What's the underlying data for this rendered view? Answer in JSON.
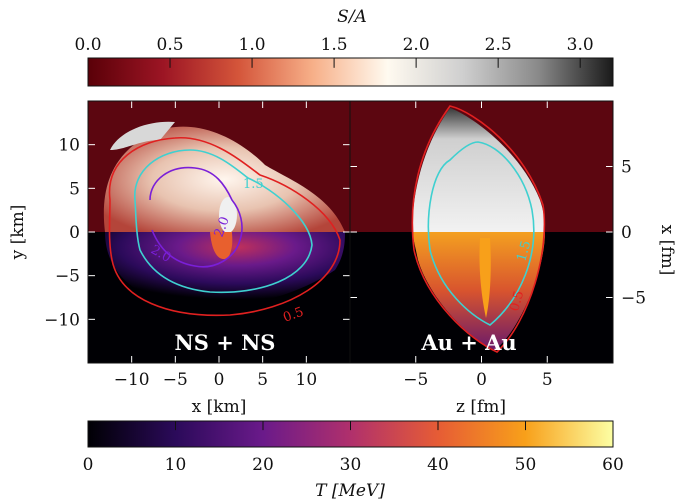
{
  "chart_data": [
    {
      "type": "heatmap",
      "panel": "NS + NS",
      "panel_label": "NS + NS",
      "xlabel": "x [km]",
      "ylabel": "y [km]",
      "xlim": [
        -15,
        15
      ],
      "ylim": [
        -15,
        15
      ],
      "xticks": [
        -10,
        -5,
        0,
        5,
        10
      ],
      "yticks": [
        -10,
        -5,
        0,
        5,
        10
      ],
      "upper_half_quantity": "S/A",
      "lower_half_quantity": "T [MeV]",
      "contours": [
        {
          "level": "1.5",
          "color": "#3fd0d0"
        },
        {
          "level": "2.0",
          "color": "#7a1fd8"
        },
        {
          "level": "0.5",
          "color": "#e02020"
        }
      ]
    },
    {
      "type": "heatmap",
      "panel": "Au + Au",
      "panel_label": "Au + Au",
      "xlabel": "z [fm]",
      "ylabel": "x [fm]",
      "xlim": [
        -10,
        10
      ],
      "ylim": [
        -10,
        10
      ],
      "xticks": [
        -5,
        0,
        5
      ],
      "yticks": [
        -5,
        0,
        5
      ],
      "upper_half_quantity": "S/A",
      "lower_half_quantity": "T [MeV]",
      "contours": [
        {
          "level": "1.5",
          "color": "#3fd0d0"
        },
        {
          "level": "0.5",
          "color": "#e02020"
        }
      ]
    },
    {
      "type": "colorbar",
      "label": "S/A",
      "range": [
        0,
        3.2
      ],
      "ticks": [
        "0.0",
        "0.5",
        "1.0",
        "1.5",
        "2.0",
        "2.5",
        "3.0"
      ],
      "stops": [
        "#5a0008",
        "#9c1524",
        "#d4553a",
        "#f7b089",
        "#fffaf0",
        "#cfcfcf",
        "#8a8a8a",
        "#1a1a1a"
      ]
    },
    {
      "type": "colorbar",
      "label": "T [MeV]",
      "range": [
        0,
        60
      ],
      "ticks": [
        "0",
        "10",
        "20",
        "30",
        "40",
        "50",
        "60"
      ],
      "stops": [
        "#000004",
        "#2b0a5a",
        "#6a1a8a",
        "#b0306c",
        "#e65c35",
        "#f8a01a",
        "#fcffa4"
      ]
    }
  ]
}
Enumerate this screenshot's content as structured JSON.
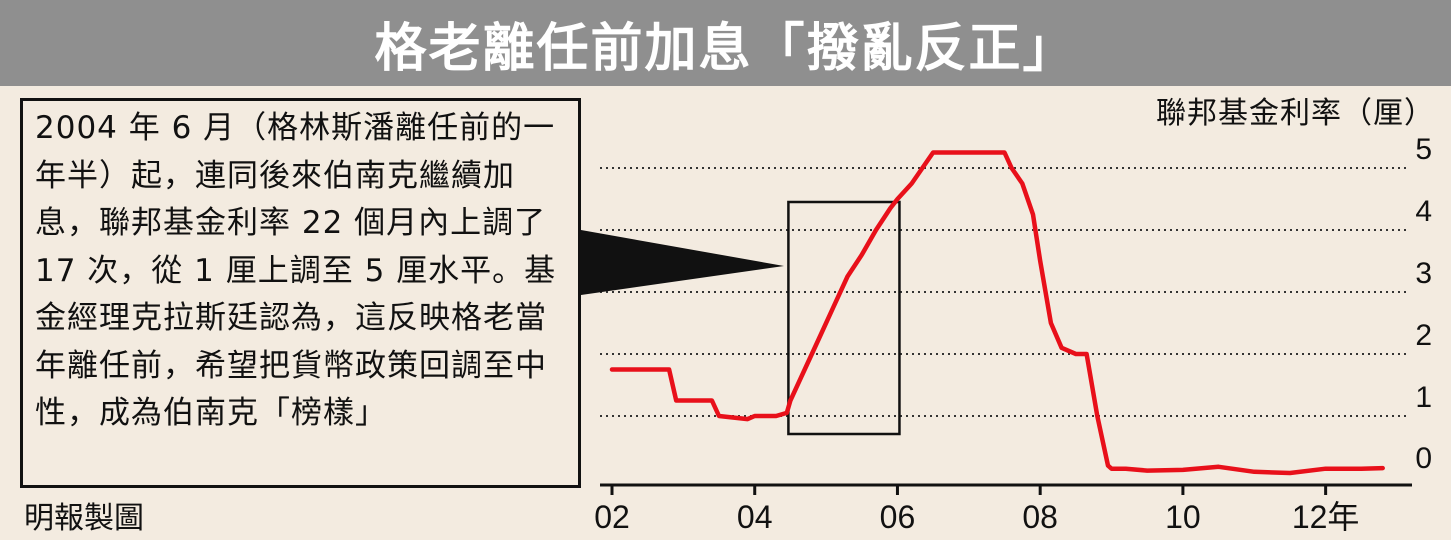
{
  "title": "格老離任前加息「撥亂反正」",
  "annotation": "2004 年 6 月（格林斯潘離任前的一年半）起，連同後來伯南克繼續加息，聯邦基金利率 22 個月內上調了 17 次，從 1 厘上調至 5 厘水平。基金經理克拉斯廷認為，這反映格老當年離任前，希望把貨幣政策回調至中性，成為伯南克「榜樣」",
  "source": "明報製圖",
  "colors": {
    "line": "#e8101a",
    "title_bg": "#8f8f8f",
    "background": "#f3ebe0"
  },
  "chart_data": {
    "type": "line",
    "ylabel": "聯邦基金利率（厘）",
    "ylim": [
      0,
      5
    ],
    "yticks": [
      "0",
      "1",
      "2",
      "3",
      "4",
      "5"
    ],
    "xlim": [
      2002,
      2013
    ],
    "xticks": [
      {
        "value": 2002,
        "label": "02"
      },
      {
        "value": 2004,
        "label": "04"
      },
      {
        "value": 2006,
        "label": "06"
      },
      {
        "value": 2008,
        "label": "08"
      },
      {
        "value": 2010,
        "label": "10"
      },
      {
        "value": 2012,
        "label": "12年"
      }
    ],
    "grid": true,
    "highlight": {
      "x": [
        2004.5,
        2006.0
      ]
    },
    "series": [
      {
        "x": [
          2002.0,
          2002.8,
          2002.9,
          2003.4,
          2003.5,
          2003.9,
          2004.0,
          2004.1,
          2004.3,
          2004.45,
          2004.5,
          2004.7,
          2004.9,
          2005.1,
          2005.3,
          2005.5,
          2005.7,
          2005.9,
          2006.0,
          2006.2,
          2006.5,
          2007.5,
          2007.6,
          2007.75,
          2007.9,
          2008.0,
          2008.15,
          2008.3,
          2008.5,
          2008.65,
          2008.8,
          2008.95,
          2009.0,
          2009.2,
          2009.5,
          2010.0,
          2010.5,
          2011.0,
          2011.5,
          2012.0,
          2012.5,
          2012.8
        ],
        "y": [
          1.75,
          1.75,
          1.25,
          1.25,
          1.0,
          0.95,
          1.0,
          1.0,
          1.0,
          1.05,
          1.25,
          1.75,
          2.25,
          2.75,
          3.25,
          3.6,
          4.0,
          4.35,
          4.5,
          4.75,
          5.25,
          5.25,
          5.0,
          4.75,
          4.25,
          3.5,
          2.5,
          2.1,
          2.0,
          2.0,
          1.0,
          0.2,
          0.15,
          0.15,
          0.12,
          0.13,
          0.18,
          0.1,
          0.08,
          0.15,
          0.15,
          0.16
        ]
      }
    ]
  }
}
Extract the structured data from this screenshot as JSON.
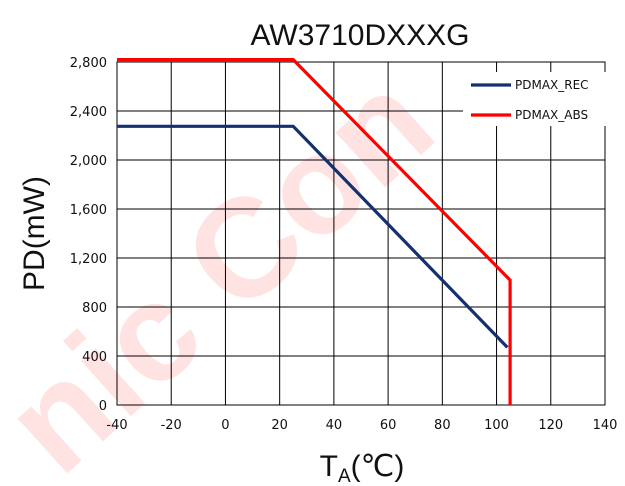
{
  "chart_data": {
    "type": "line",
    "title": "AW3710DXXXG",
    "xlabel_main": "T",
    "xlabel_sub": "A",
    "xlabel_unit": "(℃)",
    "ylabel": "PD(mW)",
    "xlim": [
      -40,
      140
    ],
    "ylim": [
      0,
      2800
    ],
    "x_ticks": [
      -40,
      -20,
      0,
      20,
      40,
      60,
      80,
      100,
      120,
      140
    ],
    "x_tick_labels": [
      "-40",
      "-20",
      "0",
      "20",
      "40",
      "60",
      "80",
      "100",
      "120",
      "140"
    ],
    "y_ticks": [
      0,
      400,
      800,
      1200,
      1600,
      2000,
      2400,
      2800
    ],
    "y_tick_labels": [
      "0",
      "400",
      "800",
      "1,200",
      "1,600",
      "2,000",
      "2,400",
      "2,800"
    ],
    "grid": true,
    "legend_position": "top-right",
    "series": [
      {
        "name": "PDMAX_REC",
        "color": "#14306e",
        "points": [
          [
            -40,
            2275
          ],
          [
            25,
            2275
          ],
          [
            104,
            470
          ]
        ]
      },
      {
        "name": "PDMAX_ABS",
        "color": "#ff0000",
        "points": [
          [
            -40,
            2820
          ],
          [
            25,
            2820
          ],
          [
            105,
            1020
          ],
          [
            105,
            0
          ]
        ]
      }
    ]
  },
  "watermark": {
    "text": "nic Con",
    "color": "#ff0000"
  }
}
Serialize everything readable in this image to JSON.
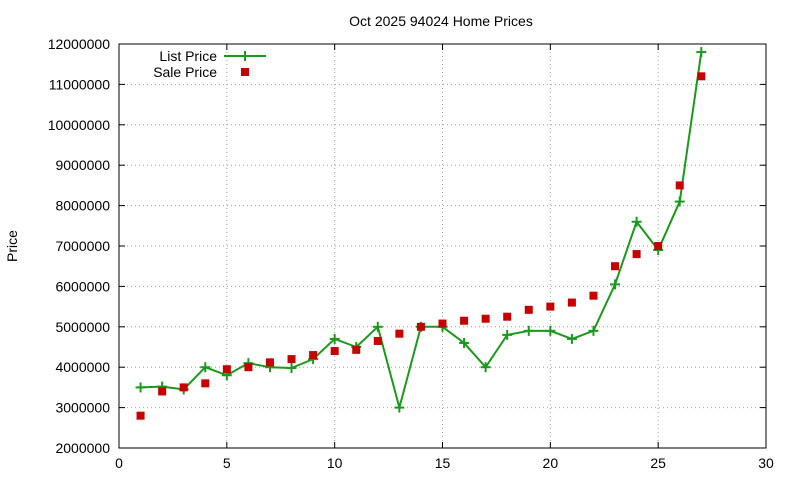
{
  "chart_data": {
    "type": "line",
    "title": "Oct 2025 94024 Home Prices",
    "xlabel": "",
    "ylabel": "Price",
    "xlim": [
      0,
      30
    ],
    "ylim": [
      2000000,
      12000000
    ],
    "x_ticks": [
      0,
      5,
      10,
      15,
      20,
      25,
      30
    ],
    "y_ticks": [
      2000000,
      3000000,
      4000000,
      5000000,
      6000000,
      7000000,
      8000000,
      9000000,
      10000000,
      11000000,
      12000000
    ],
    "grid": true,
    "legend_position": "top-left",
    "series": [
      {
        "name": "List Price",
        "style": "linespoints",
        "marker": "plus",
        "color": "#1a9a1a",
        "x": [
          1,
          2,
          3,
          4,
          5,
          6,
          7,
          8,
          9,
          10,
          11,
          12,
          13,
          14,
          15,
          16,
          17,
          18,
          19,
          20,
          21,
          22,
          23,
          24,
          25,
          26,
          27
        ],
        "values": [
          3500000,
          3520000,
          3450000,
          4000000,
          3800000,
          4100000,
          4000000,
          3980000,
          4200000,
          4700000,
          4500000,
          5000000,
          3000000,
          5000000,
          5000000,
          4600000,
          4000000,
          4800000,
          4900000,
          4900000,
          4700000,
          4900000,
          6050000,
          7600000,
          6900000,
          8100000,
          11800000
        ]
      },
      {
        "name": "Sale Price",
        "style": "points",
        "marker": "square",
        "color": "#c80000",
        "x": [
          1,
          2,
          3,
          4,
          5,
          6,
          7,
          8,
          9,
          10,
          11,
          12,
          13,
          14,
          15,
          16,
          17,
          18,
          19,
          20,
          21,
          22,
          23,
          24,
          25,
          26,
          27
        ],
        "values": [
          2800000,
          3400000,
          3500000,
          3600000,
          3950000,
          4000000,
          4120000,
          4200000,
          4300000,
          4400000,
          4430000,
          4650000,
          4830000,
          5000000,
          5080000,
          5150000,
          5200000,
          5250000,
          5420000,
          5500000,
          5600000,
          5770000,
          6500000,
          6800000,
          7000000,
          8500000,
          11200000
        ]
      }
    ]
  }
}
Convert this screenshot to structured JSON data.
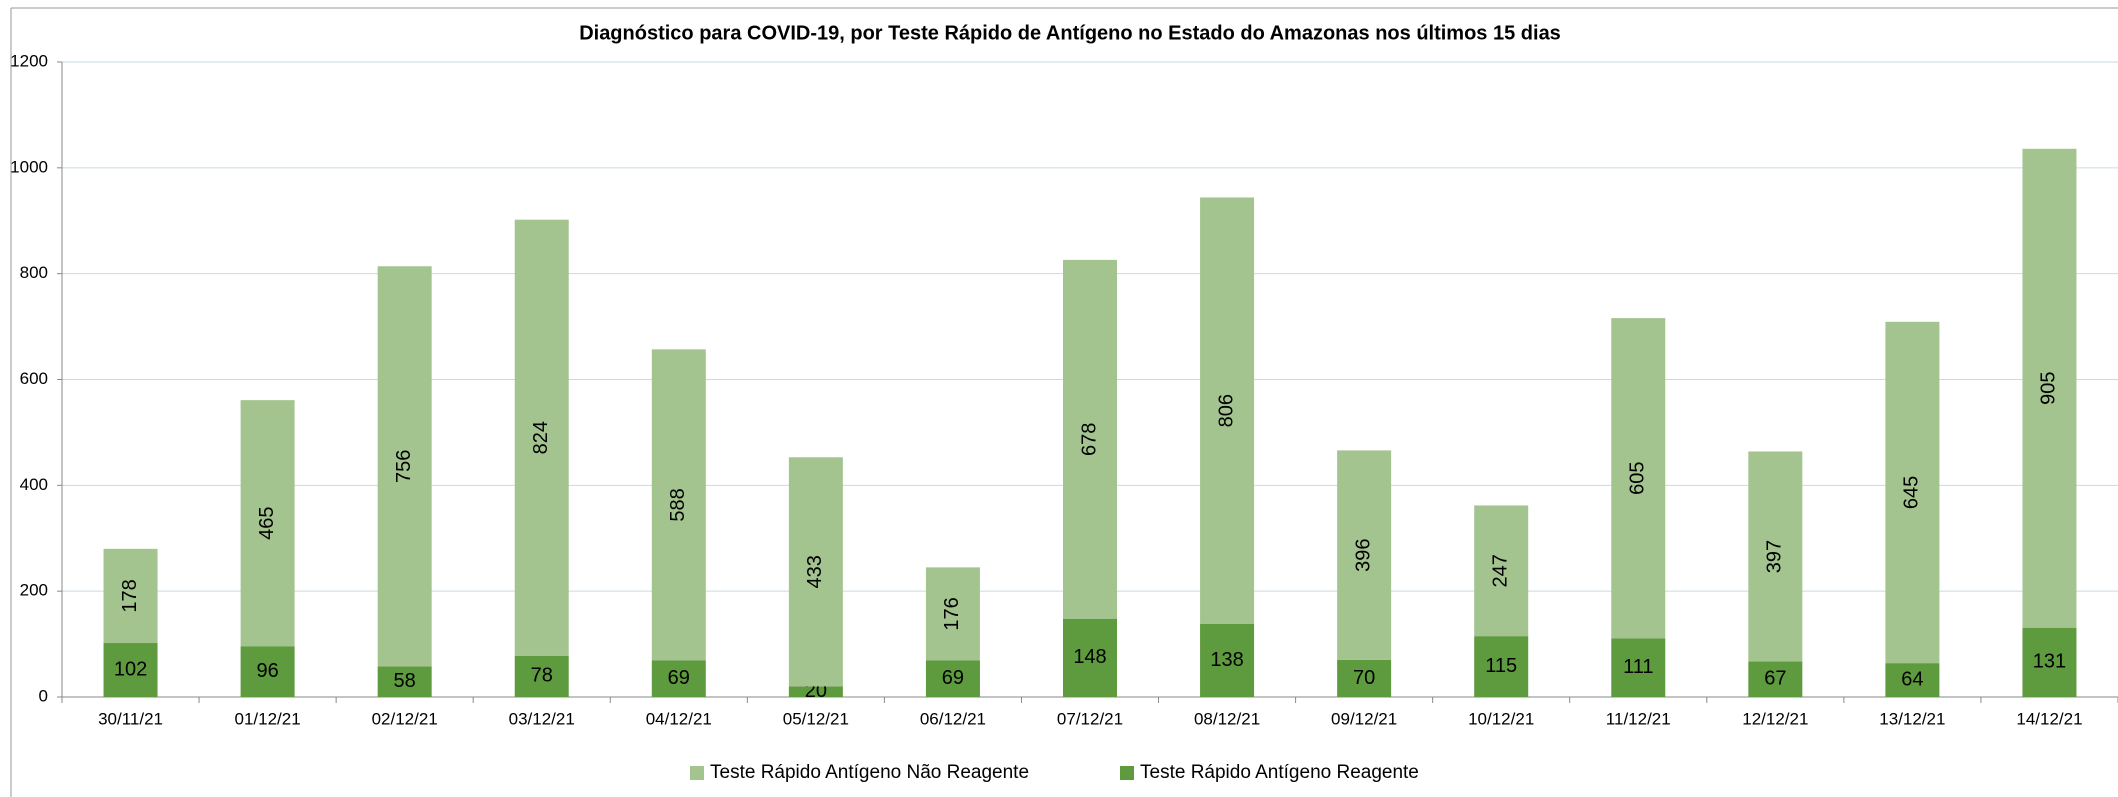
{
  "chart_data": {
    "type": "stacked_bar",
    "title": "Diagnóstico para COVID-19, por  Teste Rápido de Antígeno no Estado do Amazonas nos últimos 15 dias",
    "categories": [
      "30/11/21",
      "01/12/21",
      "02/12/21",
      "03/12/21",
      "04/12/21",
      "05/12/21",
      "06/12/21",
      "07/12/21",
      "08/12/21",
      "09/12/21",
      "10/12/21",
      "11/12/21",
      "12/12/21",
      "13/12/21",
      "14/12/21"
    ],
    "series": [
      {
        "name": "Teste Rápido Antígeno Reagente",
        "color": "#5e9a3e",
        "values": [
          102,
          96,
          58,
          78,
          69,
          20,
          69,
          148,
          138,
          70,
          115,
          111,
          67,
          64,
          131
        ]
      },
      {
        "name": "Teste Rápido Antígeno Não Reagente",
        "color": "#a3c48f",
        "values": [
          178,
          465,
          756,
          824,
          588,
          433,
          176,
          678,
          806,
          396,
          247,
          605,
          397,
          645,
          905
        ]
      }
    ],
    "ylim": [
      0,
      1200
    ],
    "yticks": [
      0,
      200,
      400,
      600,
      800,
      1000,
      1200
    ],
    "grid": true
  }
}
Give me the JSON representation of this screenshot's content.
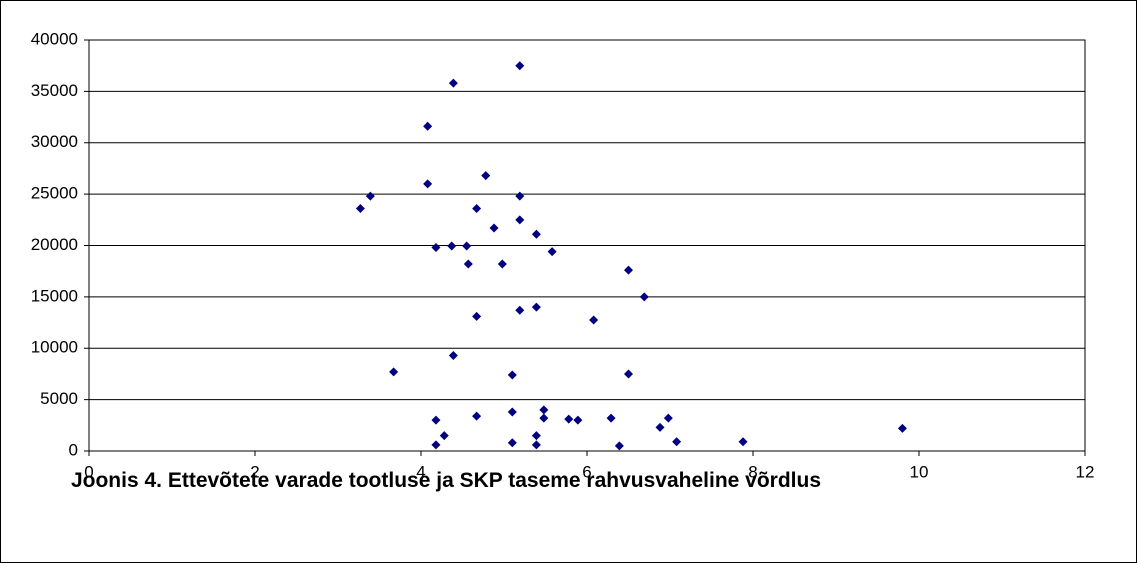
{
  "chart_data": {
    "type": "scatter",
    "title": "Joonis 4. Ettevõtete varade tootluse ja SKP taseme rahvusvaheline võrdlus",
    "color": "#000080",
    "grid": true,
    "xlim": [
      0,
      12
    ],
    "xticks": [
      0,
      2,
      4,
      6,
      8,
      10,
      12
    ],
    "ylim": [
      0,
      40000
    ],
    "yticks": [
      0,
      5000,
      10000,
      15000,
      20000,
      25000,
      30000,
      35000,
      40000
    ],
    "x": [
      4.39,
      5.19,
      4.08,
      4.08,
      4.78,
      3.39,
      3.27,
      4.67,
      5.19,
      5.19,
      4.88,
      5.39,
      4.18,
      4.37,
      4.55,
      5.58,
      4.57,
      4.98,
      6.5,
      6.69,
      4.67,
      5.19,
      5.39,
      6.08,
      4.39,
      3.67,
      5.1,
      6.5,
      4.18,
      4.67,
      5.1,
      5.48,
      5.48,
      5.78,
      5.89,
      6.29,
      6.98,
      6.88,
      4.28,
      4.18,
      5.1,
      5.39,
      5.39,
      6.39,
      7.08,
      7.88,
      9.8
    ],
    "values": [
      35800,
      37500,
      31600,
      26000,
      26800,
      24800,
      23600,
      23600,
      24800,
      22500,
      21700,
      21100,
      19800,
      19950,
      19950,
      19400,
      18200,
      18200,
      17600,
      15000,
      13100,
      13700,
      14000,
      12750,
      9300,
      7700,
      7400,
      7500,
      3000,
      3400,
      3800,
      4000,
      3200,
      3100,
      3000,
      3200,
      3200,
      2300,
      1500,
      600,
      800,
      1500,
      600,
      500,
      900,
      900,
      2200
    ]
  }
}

☆ ☆ ☆ ☆ ☆

__INSTRUCTIONS FOR THE TASK__: In the entries above, how many lines contain the word "screenshot"? Answer with the number only.

__COMPLETE OUTPUT__: 4